### RECORD LIST

---*---

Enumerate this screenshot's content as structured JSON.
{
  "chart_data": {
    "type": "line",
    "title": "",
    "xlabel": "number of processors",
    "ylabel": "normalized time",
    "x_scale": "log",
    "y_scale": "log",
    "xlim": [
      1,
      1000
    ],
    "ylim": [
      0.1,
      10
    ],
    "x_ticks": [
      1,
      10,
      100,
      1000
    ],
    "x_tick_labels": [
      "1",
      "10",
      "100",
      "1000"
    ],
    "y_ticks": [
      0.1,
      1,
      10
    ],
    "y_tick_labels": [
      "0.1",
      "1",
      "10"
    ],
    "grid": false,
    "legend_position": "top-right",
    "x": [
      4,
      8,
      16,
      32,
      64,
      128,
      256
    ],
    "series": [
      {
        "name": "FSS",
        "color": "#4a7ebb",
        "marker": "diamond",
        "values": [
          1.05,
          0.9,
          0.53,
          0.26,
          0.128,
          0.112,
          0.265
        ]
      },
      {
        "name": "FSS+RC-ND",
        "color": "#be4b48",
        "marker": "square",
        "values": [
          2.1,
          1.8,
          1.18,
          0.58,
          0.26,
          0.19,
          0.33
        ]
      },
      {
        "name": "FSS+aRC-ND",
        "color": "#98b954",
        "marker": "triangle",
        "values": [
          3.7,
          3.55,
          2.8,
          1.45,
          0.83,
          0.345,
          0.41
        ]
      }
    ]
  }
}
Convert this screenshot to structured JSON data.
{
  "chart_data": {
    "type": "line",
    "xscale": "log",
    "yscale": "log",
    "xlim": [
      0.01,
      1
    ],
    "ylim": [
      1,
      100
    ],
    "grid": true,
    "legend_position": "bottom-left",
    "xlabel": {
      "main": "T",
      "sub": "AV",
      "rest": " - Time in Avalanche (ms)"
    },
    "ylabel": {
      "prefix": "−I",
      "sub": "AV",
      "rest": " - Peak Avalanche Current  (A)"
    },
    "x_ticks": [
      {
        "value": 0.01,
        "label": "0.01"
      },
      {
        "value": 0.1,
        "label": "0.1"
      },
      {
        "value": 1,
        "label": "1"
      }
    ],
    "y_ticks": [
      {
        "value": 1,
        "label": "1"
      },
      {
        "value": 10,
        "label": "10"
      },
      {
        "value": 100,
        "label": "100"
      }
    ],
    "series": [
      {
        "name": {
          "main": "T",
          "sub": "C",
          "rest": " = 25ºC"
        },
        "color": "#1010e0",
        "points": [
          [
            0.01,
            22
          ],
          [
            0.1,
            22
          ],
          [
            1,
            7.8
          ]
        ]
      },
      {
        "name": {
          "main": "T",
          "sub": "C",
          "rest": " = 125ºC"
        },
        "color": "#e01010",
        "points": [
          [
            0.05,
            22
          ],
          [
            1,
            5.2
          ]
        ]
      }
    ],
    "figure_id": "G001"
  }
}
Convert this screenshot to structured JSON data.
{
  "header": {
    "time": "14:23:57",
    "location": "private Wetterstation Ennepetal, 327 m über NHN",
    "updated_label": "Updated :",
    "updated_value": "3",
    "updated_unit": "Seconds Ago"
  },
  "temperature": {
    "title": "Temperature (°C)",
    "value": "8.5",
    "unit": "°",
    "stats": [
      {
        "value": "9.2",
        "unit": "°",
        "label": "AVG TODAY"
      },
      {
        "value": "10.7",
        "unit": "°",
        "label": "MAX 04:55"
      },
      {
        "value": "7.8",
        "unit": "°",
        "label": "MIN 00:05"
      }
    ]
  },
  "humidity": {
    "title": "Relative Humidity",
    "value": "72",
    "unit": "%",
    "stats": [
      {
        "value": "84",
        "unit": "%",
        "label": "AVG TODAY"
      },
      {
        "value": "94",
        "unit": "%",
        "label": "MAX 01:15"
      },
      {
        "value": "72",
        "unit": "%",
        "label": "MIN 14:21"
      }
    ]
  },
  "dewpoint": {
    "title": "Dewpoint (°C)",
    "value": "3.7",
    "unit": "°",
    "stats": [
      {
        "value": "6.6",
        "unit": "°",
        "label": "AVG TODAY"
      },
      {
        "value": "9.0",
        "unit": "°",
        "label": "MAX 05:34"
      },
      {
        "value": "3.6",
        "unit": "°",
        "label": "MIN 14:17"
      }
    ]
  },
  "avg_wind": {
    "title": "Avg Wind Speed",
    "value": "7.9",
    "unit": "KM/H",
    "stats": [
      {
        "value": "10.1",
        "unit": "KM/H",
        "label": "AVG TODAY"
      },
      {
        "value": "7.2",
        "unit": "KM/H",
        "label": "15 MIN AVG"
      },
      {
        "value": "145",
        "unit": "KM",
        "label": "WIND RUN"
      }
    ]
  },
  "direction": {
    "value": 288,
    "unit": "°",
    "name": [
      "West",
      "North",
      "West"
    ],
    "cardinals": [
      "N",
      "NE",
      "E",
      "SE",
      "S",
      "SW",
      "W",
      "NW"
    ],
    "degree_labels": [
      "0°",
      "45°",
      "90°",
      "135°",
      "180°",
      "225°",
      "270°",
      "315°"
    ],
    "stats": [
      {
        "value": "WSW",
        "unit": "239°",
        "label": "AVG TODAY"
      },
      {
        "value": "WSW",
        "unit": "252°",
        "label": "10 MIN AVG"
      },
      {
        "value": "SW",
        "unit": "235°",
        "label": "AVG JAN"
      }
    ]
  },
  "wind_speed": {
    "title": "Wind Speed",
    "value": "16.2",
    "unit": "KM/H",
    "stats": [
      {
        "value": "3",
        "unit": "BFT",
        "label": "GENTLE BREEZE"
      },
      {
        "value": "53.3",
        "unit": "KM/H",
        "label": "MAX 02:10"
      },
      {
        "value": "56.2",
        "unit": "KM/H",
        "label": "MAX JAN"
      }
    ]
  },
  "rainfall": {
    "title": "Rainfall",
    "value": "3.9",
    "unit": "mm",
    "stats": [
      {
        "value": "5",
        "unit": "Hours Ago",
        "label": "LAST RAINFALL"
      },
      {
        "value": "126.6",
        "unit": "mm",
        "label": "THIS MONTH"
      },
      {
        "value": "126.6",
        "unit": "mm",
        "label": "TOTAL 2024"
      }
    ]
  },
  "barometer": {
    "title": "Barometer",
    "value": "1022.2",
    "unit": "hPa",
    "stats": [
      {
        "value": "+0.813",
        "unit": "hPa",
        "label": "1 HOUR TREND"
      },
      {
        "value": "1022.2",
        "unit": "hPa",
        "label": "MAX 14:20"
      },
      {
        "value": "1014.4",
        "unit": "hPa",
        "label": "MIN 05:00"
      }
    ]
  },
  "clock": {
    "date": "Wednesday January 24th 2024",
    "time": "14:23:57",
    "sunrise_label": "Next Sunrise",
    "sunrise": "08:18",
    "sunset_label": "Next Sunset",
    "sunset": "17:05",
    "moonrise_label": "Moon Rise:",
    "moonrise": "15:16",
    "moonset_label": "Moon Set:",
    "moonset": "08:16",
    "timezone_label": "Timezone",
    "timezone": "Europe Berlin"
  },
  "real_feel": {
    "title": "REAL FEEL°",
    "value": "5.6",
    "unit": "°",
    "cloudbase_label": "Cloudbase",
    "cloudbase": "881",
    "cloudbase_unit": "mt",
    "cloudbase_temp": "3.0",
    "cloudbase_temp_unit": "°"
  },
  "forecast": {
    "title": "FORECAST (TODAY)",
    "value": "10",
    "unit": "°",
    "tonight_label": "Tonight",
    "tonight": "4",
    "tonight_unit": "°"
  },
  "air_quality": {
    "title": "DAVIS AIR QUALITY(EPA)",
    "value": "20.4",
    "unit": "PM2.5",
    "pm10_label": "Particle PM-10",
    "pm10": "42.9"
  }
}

---*---

### GIVEN INSTRUCTION
Transcribe all of the material exactly. Omit nothing.

### RESPONSE TO THIS TASK
Enumerate this screenshot's content as structured JSON.
{
  "chart_data": {
    "type": "line",
    "title": "",
    "xlabel": "number of processors",
    "ylabel": "normalized time",
    "x_scale": "log",
    "y_scale": "log",
    "xlim": [
      1,
      1000
    ],
    "ylim": [
      0.1,
      10
    ],
    "x_ticks": [
      1,
      10,
      100,
      1000
    ],
    "x_tick_labels": [
      "1",
      "10",
      "100",
      "1000"
    ],
    "y_ticks": [
      0.1,
      1,
      10
    ],
    "y_tick_labels": [
      "0.1",
      "1",
      "10"
    ],
    "grid": false,
    "legend_position": "top-right",
    "x": [
      4,
      8,
      16,
      32,
      64,
      128,
      256
    ],
    "series": [
      {
        "name": "FSS",
        "color": "#4a7ebb",
        "marker": "diamond",
        "values": [
          1.05,
          0.9,
          0.53,
          0.26,
          0.128,
          0.112,
          0.265
        ]
      },
      {
        "name": "FSS+RC-ND",
        "color": "#be4b48",
        "marker": "square",
        "values": [
          2.1,
          1.8,
          1.18,
          0.58,
          0.26,
          0.19,
          0.33
        ]
      },
      {
        "name": "FSS+aRC-ND",
        "color": "#98b954",
        "marker": "triangle",
        "values": [
          3.7,
          3.55,
          2.8,
          1.45,
          0.83,
          0.345,
          0.41
        ]
      }
    ]
  }
}
Convert this screenshot to structured JSON data.
{
  "chart_data": {
    "type": "line",
    "xscale": "log",
    "yscale": "log",
    "xlim": [
      0.01,
      1
    ],
    "ylim": [
      1,
      100
    ],
    "grid": true,
    "legend_position": "bottom-left",
    "xlabel": {
      "main": "T",
      "sub": "AV",
      "rest": " - Time in Avalanche (ms)"
    },
    "ylabel": {
      "prefix": "−I",
      "sub": "AV",
      "rest": " - Peak Avalanche Current  (A)"
    },
    "x_ticks": [
      {
        "value": 0.01,
        "label": "0.01"
      },
      {
        "value": 0.1,
        "label": "0.1"
      },
      {
        "value": 1,
        "label": "1"
      }
    ],
    "y_ticks": [
      {
        "value": 1,
        "label": "1"
      },
      {
        "value": 10,
        "label": "10"
      },
      {
        "value": 100,
        "label": "100"
      }
    ],
    "series": [
      {
        "name": {
          "main": "T",
          "sub": "C",
          "rest": " = 25ºC"
        },
        "color": "#1010e0",
        "points": [
          [
            0.01,
            22
          ],
          [
            0.1,
            22
          ],
          [
            1,
            7.8
          ]
        ]
      },
      {
        "name": {
          "main": "T",
          "sub": "C",
          "rest": " = 125ºC"
        },
        "color": "#e01010",
        "points": [
          [
            0.05,
            22
          ],
          [
            1,
            5.2
          ]
        ]
      }
    ],
    "figure_id": "G001"
  }
}
Convert this screenshot to structured JSON data.
{
  "header": {
    "time": "14:23:57",
    "location": "private Wetterstation Ennepetal, 327 m über NHN",
    "updated_label": "Updated :",
    "updated_value": "3",
    "updated_unit": "Seconds Ago"
  },
  "temperature": {
    "title": "Temperature (°C)",
    "value": "8.5",
    "unit": "°",
    "stats": [
      {
        "value": "9.2",
        "unit": "°",
        "label": "AVG TODAY"
      },
      {
        "value": "10.7",
        "unit": "°",
        "label": "MAX 04:55"
      },
      {
        "value": "7.8",
        "unit": "°",
        "label": "MIN 00:05"
      }
    ]
  },
  "humidity": {
    "title": "Relative Humidity",
    "value": "72",
    "unit": "%",
    "stats": [
      {
        "value": "84",
        "unit": "%",
        "label": "AVG TODAY"
      },
      {
        "value": "94",
        "unit": "%",
        "label": "MAX 01:15"
      },
      {
        "value": "72",
        "unit": "%",
        "label": "MIN 14:21"
      }
    ]
  },
  "dewpoint": {
    "title": "Dewpoint (°C)",
    "value": "3.7",
    "unit": "°",
    "stats": [
      {
        "value": "6.6",
        "unit": "°",
        "label": "AVG TODAY"
      },
      {
        "value": "9.0",
        "unit": "°",
        "label": "MAX 05:34"
      },
      {
        "value": "3.6",
        "unit": "°",
        "label": "MIN 14:17"
      }
    ]
  },
  "avg_wind": {
    "title": "Avg Wind Speed",
    "value": "7.9",
    "unit": "KM/H",
    "stats": [
      {
        "value": "10.1",
        "unit": "KM/H",
        "label": "AVG TODAY"
      },
      {
        "value": "7.2",
        "unit": "KM/H",
        "label": "15 MIN AVG"
      },
      {
        "value": "145",
        "unit": "KM",
        "label": "WIND RUN"
      }
    ]
  },
  "direction": {
    "value": 288,
    "unit": "°",
    "name": [
      "West",
      "North",
      "West"
    ],
    "cardinals": [
      "N",
      "NE",
      "E",
      "SE",
      "S",
      "SW",
      "W",
      "NW"
    ],
    "degree_labels": [
      "0°",
      "45°",
      "90°",
      "135°",
      "180°",
      "225°",
      "270°",
      "315°"
    ],
    "stats": [
      {
        "value": "WSW",
        "unit": "239°",
        "label": "AVG TODAY"
      },
      {
        "value": "WSW",
        "unit": "252°",
        "label": "10 MIN AVG"
      },
      {
        "value": "SW",
        "unit": "235°",
        "label": "AVG JAN"
      }
    ]
  },
  "wind_speed": {
    "title": "Wind Speed",
    "value": "16.2",
    "unit": "KM/H",
    "stats": [
      {
        "value": "3",
        "unit": "BFT",
        "label": "GENTLE BREEZE"
      },
      {
        "value": "53.3",
        "unit": "KM/H",
        "label": "MAX 02:10"
      },
      {
        "value": "56.2",
        "unit": "KM/H",
        "label": "MAX JAN"
      }
    ]
  },
  "rainfall": {
    "title": "Rainfall",
    "value": "3.9",
    "unit": "mm",
    "stats": [
      {
        "value": "5",
        "unit": "Hours Ago",
        "label": "LAST RAINFALL"
      },
      {
        "value": "126.6",
        "unit": "mm",
        "label": "THIS MONTH"
      },
      {
        "value": "126.6",
        "unit": "mm",
        "label": "TOTAL 2024"
      }
    ]
  },
  "barometer": {
    "title": "Barometer",
    "value": "1022.2",
    "unit": "hPa",
    "stats": [
      {
        "value": "+0.813",
        "unit": "hPa",
        "label": "1 HOUR TREND"
      },
      {
        "value": "1022.2",
        "unit": "hPa",
        "label": "MAX 14:20"
      },
      {
        "value": "1014.4",
        "unit": "hPa",
        "label": "MIN 05:00"
      }
    ]
  },
  "clock": {
    "date": "Wednesday January 24th 2024",
    "time": "14:23:57",
    "sunrise_label": "Next Sunrise",
    "sunrise": "08:18",
    "sunset_label": "Next Sunset",
    "sunset": "17:05",
    "moonrise_label": "Moon Rise:",
    "moonrise": "15:16",
    "moonset_label": "Moon Set:",
    "moonset": "08:16",
    "timezone_label": "Timezone",
    "timezone": "Europe Berlin"
  },
  "real_feel": {
    "title": "REAL FEEL°",
    "value": "5.6",
    "unit": "°",
    "cloudbase_label": "Cloudbase",
    "cloudbase": "881",
    "cloudbase_unit": "mt",
    "cloudbase_temp": "3.0",
    "cloudbase_temp_unit": "°"
  },
  "forecast": {
    "title": "FORECAST (TODAY)",
    "value": "10",
    "unit": "°",
    "tonight_label": "Tonight",
    "tonight": "4",
    "tonight_unit": "°"
  },
  "air_quality": {
    "title": "DAVIS AIR QUALITY(EPA)",
    "value": "20.4",
    "unit": "PM2.5",
    "pm10_label": "Particle PM-10",
    "pm10": "42.9"
  }
}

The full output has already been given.